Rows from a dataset
=====

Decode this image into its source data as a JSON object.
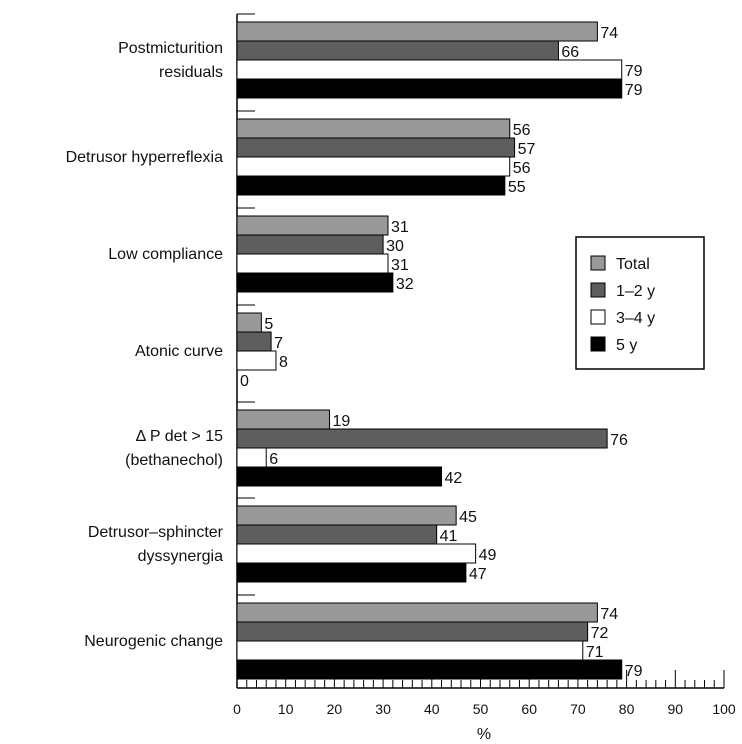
{
  "chart_data": {
    "type": "bar",
    "orientation": "horizontal",
    "categories": [
      [
        "Postmicturition",
        "residuals"
      ],
      [
        "Detrusor hyperreflexia"
      ],
      [
        "Low compliance"
      ],
      [
        "Atonic curve"
      ],
      [
        "Δ P det > 15",
        "(bethanechol)"
      ],
      [
        "Detrusor–sphincter",
        "dyssynergia"
      ],
      [
        "Neurogenic change"
      ]
    ],
    "series": [
      {
        "name": "Total",
        "color": "#999999",
        "values": [
          74,
          56,
          31,
          5,
          19,
          45,
          74
        ]
      },
      {
        "name": "1–2 y",
        "color": "#5e5e5e",
        "values": [
          66,
          57,
          30,
          7,
          76,
          41,
          72
        ]
      },
      {
        "name": "3–4 y",
        "color": "#ffffff",
        "values": [
          79,
          56,
          31,
          8,
          6,
          49,
          71
        ]
      },
      {
        "name": "5 y",
        "color": "#000000",
        "values": [
          79,
          55,
          32,
          0,
          42,
          47,
          79
        ]
      }
    ],
    "xlabel": "%",
    "xlim": [
      0,
      100
    ],
    "xticks": [
      0,
      10,
      20,
      30,
      40,
      50,
      60,
      70,
      80,
      90,
      100
    ],
    "grid": false,
    "legend_position": "right"
  }
}
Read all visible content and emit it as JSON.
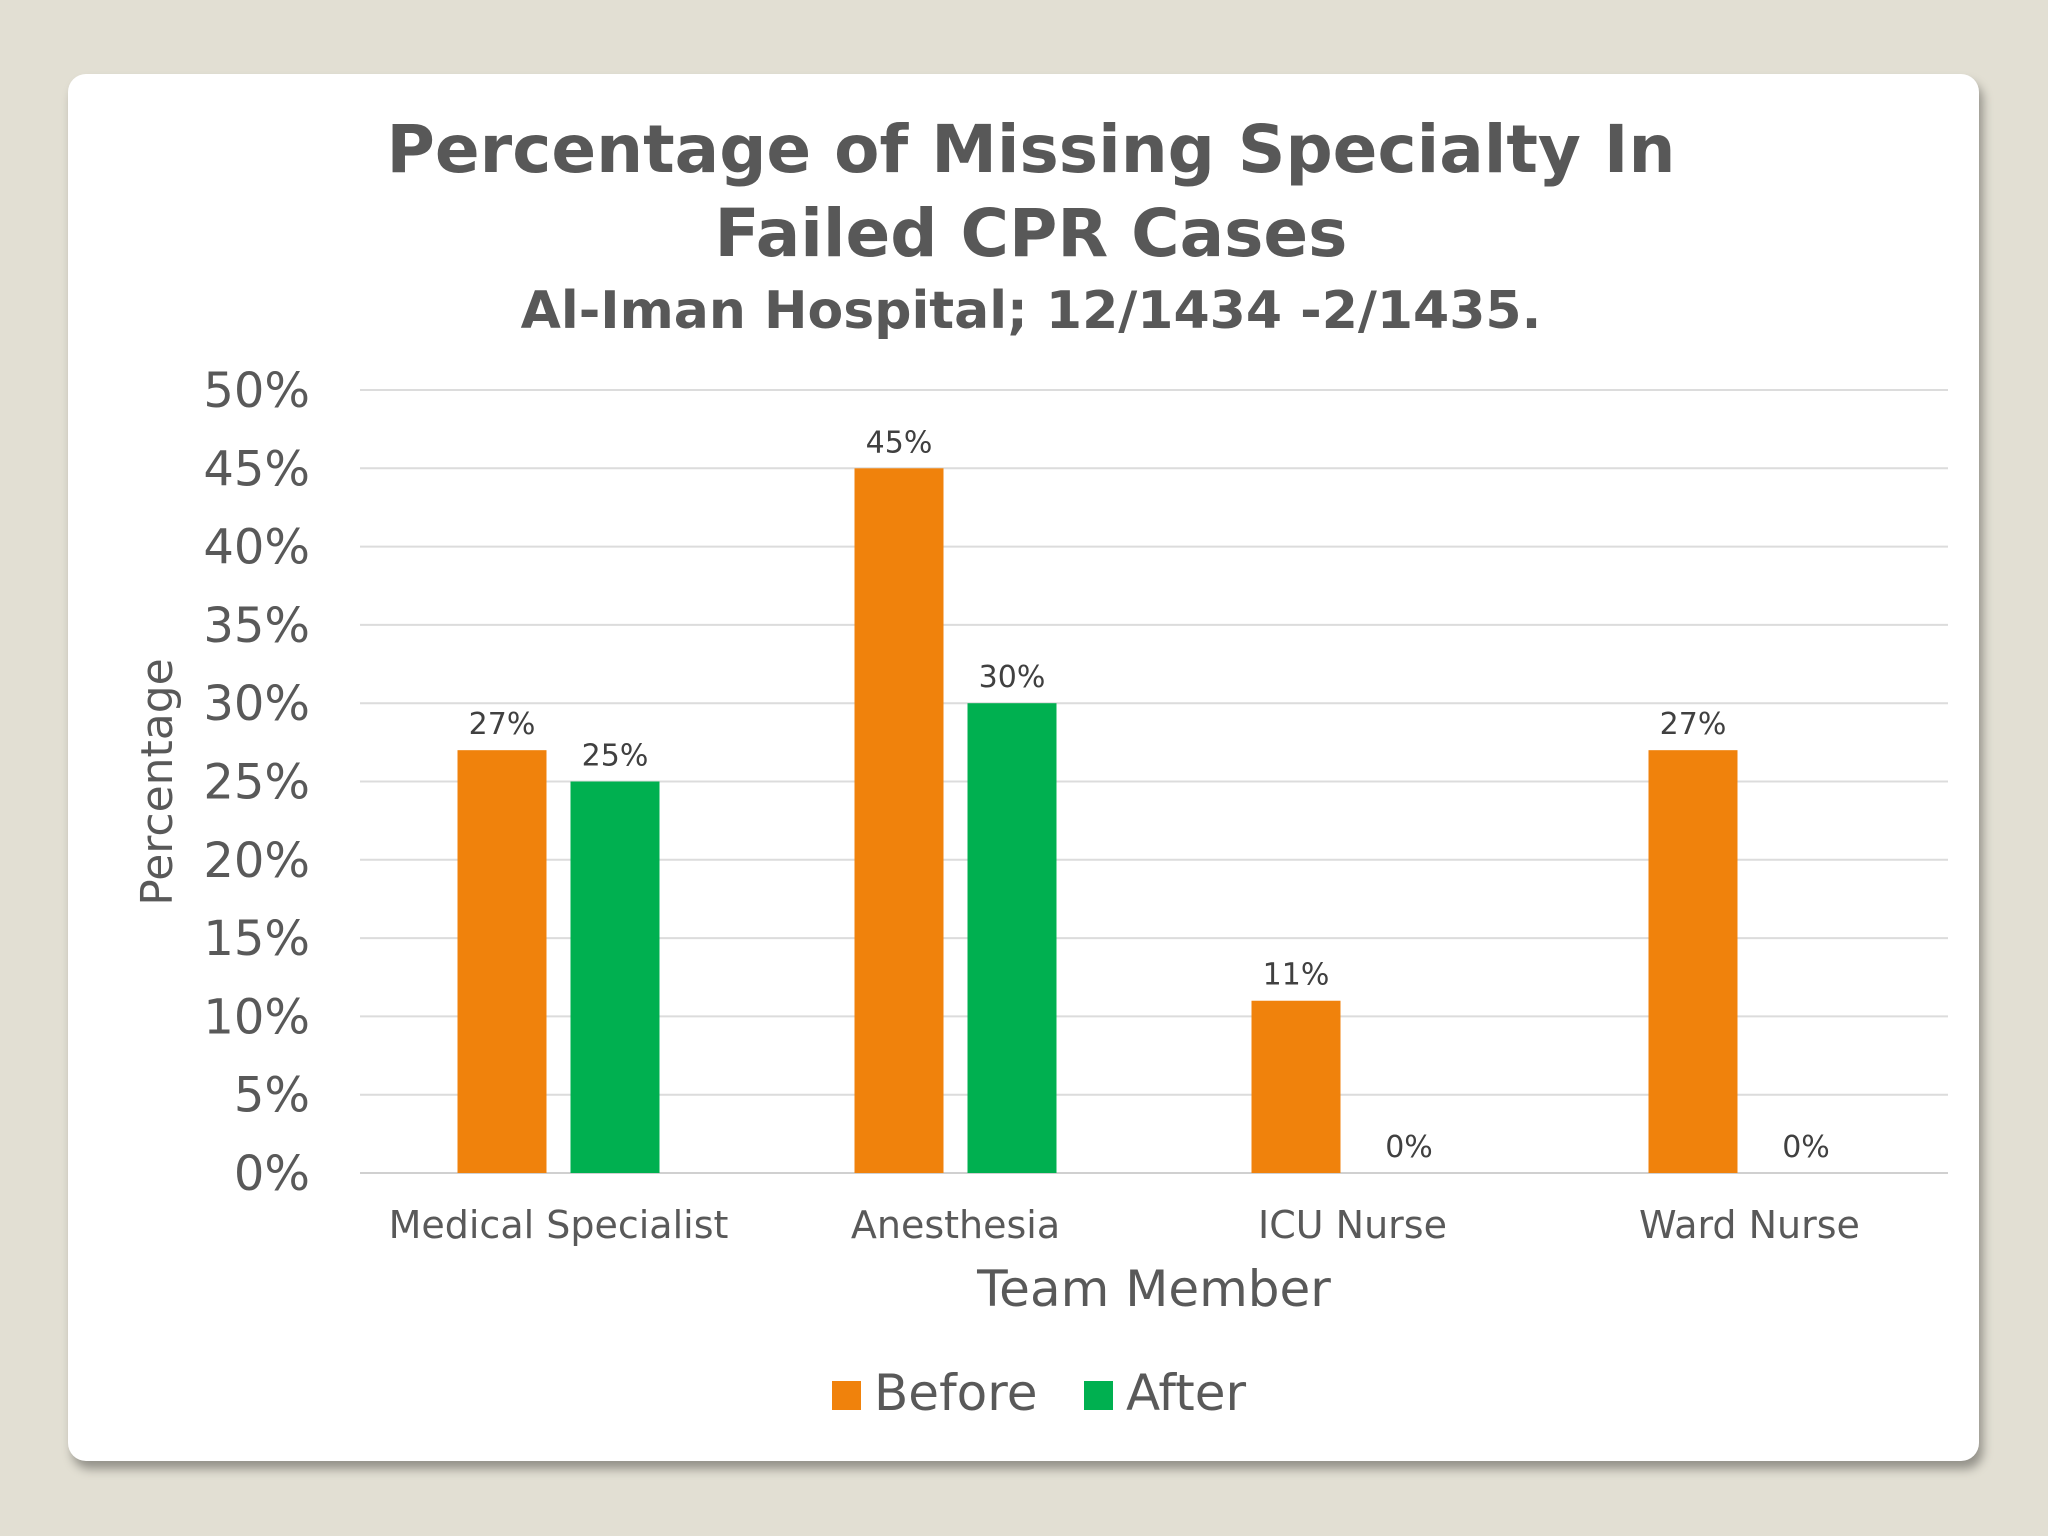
{
  "chart_data": {
    "type": "bar",
    "title": "Percentage of Missing Specialty In Failed CPR Cases",
    "title_lines": [
      "Percentage of Missing Specialty In",
      "Failed CPR Cases"
    ],
    "subtitle": "Al-Iman Hospital; 12/1434 -2/1435.",
    "xlabel": "Team Member",
    "ylabel": "Percentage",
    "categories": [
      "Medical Specialist",
      "Anesthesia",
      "ICU Nurse",
      "Ward Nurse"
    ],
    "series": [
      {
        "name": "Before",
        "color": "#f0820c",
        "values": [
          27,
          45,
          11,
          27
        ],
        "labels": [
          "27%",
          "45%",
          "11%",
          "27%"
        ]
      },
      {
        "name": "After",
        "color": "#00b050",
        "values": [
          25,
          30,
          0,
          0
        ],
        "labels": [
          "25%",
          "30%",
          "0%",
          "0%"
        ]
      }
    ],
    "ylim": [
      0,
      50
    ],
    "yticks": [
      "0%",
      "5%",
      "10%",
      "15%",
      "20%",
      "25%",
      "30%",
      "35%",
      "40%",
      "45%",
      "50%"
    ],
    "ytick_values": [
      0,
      5,
      10,
      15,
      20,
      25,
      30,
      35,
      40,
      45,
      50
    ],
    "grid": true,
    "legend_position": "bottom"
  }
}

=====

**WHAT IS REQUIRED:** Keep the pictures out of the copy and write out the data exactly as it stands.

**ANSWER TO THIS PROBLEM:**
Decode this image into its source data as a JSON object.
{
  "chart_data": {
    "type": "bar",
    "orientation": "horizontal",
    "categories": [
      [
        "Postmicturition",
        "residuals"
      ],
      [
        "Detrusor hyperreflexia"
      ],
      [
        "Low compliance"
      ],
      [
        "Atonic curve"
      ],
      [
        "Δ P det > 15",
        "(bethanechol)"
      ],
      [
        "Detrusor–sphincter",
        "dyssynergia"
      ],
      [
        "Neurogenic change"
      ]
    ],
    "series": [
      {
        "name": "Total",
        "color": "#999999",
        "values": [
          74,
          56,
          31,
          5,
          19,
          45,
          74
        ]
      },
      {
        "name": "1–2 y",
        "color": "#5e5e5e",
        "values": [
          66,
          57,
          30,
          7,
          76,
          41,
          72
        ]
      },
      {
        "name": "3–4 y",
        "color": "#ffffff",
        "values": [
          79,
          56,
          31,
          8,
          6,
          49,
          71
        ]
      },
      {
        "name": "5 y",
        "color": "#000000",
        "values": [
          79,
          55,
          32,
          0,
          42,
          47,
          79
        ]
      }
    ],
    "xlabel": "%",
    "xlim": [
      0,
      100
    ],
    "xticks": [
      0,
      10,
      20,
      30,
      40,
      50,
      60,
      70,
      80,
      90,
      100
    ],
    "grid": false,
    "legend_position": "right"
  }
}
Read all visible content and emit it as JSON.
{
  "chart_data": {
    "type": "bar",
    "title": "Percentage of Missing Specialty In Failed CPR Cases",
    "title_lines": [
      "Percentage of Missing Specialty In",
      "Failed CPR Cases"
    ],
    "subtitle": "Al-Iman Hospital; 12/1434 -2/1435.",
    "xlabel": "Team Member",
    "ylabel": "Percentage",
    "categories": [
      "Medical Specialist",
      "Anesthesia",
      "ICU Nurse",
      "Ward Nurse"
    ],
    "series": [
      {
        "name": "Before",
        "color": "#f0820c",
        "values": [
          27,
          45,
          11,
          27
        ],
        "labels": [
          "27%",
          "45%",
          "11%",
          "27%"
        ]
      },
      {
        "name": "After",
        "color": "#00b050",
        "values": [
          25,
          30,
          0,
          0
        ],
        "labels": [
          "25%",
          "30%",
          "0%",
          "0%"
        ]
      }
    ],
    "ylim": [
      0,
      50
    ],
    "yticks": [
      "0%",
      "5%",
      "10%",
      "15%",
      "20%",
      "25%",
      "30%",
      "35%",
      "40%",
      "45%",
      "50%"
    ],
    "ytick_values": [
      0,
      5,
      10,
      15,
      20,
      25,
      30,
      35,
      40,
      45,
      50
    ],
    "grid": true,
    "legend_position": "bottom"
  }
}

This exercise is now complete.